(Annotated element listings)
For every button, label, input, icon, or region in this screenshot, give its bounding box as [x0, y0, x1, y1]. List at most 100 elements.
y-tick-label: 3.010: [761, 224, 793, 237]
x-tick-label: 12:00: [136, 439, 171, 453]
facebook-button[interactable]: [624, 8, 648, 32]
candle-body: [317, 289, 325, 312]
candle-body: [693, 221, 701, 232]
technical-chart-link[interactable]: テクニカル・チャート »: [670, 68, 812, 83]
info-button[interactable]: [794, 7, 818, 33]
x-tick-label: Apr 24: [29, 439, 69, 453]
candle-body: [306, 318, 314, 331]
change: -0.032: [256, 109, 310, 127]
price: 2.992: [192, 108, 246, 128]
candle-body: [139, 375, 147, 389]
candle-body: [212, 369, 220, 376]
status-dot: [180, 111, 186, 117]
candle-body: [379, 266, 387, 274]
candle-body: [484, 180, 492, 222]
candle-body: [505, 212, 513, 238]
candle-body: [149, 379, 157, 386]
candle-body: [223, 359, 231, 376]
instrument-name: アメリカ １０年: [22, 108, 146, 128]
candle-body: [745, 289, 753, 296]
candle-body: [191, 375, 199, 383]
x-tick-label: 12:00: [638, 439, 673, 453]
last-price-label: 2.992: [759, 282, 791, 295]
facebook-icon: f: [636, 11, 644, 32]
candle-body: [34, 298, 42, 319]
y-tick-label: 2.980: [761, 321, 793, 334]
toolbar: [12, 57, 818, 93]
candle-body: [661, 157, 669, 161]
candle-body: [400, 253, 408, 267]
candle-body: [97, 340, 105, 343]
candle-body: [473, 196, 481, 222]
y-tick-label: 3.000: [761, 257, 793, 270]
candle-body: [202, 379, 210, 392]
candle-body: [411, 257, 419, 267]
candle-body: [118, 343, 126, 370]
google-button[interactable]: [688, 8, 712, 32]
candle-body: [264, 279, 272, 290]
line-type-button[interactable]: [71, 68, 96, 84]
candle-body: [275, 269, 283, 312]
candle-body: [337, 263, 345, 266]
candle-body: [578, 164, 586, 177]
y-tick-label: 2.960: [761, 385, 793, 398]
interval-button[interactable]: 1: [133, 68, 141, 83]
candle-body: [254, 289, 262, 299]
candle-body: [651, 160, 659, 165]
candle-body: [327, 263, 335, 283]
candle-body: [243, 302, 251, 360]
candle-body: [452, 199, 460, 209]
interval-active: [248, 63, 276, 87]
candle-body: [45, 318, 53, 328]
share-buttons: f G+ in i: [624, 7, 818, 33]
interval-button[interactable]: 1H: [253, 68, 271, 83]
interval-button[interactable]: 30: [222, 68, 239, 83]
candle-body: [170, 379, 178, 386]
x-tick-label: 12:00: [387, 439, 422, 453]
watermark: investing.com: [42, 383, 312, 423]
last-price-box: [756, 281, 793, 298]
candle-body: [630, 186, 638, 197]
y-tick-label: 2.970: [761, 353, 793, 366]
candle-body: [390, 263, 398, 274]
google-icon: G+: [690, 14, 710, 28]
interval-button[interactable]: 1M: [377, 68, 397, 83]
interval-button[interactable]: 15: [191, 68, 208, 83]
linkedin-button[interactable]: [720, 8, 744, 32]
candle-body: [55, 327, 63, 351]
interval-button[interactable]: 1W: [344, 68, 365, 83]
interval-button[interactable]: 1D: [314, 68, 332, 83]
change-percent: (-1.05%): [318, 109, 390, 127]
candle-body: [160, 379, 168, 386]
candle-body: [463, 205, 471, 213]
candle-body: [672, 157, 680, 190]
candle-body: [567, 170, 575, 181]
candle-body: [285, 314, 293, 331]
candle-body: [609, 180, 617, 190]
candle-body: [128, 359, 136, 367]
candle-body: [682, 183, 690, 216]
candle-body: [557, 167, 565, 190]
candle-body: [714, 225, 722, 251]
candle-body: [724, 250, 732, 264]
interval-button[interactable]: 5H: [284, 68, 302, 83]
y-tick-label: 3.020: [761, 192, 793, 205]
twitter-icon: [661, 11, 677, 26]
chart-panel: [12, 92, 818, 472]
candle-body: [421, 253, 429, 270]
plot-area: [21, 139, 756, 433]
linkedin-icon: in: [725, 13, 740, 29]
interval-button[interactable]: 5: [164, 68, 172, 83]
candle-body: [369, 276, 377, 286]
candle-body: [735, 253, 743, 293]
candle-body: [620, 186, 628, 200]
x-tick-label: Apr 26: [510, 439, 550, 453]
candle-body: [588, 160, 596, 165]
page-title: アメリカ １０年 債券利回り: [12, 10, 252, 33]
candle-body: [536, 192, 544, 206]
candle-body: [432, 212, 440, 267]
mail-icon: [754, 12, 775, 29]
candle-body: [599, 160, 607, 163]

WHAT TO WORK ON
Please output the lines above exactly as they appear, from first to last.

ANSWER TO THE TASK
For every button, label, input, icon, or region in this screenshot, give its bounding box as [x0, y0, x1, y1]. List at most 100 elements.
y-tick-label: 3.010: [761, 224, 793, 237]
x-tick-label: 12:00: [136, 439, 171, 453]
facebook-button[interactable]: [624, 8, 648, 32]
candle-body: [317, 289, 325, 312]
candle-body: [693, 221, 701, 232]
technical-chart-link[interactable]: テクニカル・チャート »: [670, 68, 812, 83]
info-button[interactable]: [794, 7, 818, 33]
x-tick-label: Apr 24: [29, 439, 69, 453]
candle-body: [306, 318, 314, 331]
change: -0.032: [256, 109, 310, 127]
price: 2.992: [192, 108, 246, 128]
candle-body: [139, 375, 147, 389]
candle-body: [212, 369, 220, 376]
status-dot: [180, 111, 186, 117]
candle-body: [379, 266, 387, 274]
candle-body: [484, 180, 492, 222]
candle-body: [505, 212, 513, 238]
candle-body: [149, 379, 157, 386]
candle-body: [223, 359, 231, 376]
instrument-name: アメリカ １０年: [22, 108, 146, 128]
candle-body: [745, 289, 753, 296]
candle-body: [191, 375, 199, 383]
x-tick-label: 12:00: [638, 439, 673, 453]
last-price-label: 2.992: [759, 282, 791, 295]
facebook-icon: f: [636, 11, 644, 32]
candle-body: [34, 298, 42, 319]
y-tick-label: 2.980: [761, 321, 793, 334]
toolbar: [12, 57, 818, 93]
candle-body: [661, 157, 669, 161]
candle-body: [400, 253, 408, 267]
candle-body: [97, 340, 105, 343]
candle-body: [473, 196, 481, 222]
y-tick-label: 3.000: [761, 257, 793, 270]
candle-body: [202, 379, 210, 392]
candle-body: [411, 257, 419, 267]
candle-body: [118, 343, 126, 370]
google-button[interactable]: [688, 8, 712, 32]
candle-body: [264, 279, 272, 290]
line-type-button[interactable]: [71, 68, 96, 84]
candle-body: [275, 269, 283, 312]
candle-body: [337, 263, 345, 266]
candle-body: [578, 164, 586, 177]
y-tick-label: 2.960: [761, 385, 793, 398]
interval-button[interactable]: 1: [133, 68, 141, 83]
candle-body: [254, 289, 262, 299]
candle-body: [651, 160, 659, 165]
candle-body: [327, 263, 335, 283]
candle-body: [243, 302, 251, 360]
candle-body: [452, 199, 460, 209]
interval-active: [248, 63, 276, 87]
candle-body: [45, 318, 53, 328]
share-buttons: f G+ in i: [624, 7, 818, 33]
interval-button[interactable]: 1H: [253, 68, 271, 83]
interval-button[interactable]: 30: [222, 68, 239, 83]
candle-body: [170, 379, 178, 386]
x-tick-label: 12:00: [387, 439, 422, 453]
watermark: investing.com: [42, 383, 312, 423]
last-price-box: [756, 281, 793, 298]
candle-body: [630, 186, 638, 197]
y-tick-label: 2.970: [761, 353, 793, 366]
candle-body: [390, 263, 398, 274]
google-icon: G+: [690, 14, 710, 28]
interval-button[interactable]: 1M: [377, 68, 397, 83]
interval-button[interactable]: 15: [191, 68, 208, 83]
linkedin-button[interactable]: [720, 8, 744, 32]
candle-body: [55, 327, 63, 351]
interval-button[interactable]: 1W: [344, 68, 365, 83]
interval-button[interactable]: 1D: [314, 68, 332, 83]
change-percent: (-1.05%): [318, 109, 390, 127]
candle-body: [160, 379, 168, 386]
candle-body: [463, 205, 471, 213]
candle-body: [672, 157, 680, 190]
candle-body: [567, 170, 575, 181]
candle-body: [285, 314, 293, 331]
candle-body: [609, 180, 617, 190]
candle-body: [128, 359, 136, 367]
candle-body: [682, 183, 690, 216]
candle-body: [557, 167, 565, 190]
candle-body: [714, 225, 722, 251]
candle-body: [724, 250, 732, 264]
interval-button[interactable]: 5H: [284, 68, 302, 83]
y-tick-label: 3.020: [761, 192, 793, 205]
twitter-icon: [661, 11, 677, 26]
chart-panel: [12, 92, 818, 472]
candle-body: [421, 253, 429, 270]
plot-area: [21, 139, 756, 433]
linkedin-icon: in: [725, 13, 740, 29]
interval-button[interactable]: 5: [164, 68, 172, 83]
candle-body: [369, 276, 377, 286]
candle-body: [735, 253, 743, 293]
candle-body: [620, 186, 628, 200]
x-tick-label: Apr 26: [510, 439, 550, 453]
candle-body: [588, 160, 596, 165]
page-title: アメリカ １０年 債券利回り: [12, 10, 252, 33]
candle-body: [536, 192, 544, 206]
candle-body: [432, 212, 440, 267]
mail-icon: [754, 12, 775, 29]
candle-body: [599, 160, 607, 163]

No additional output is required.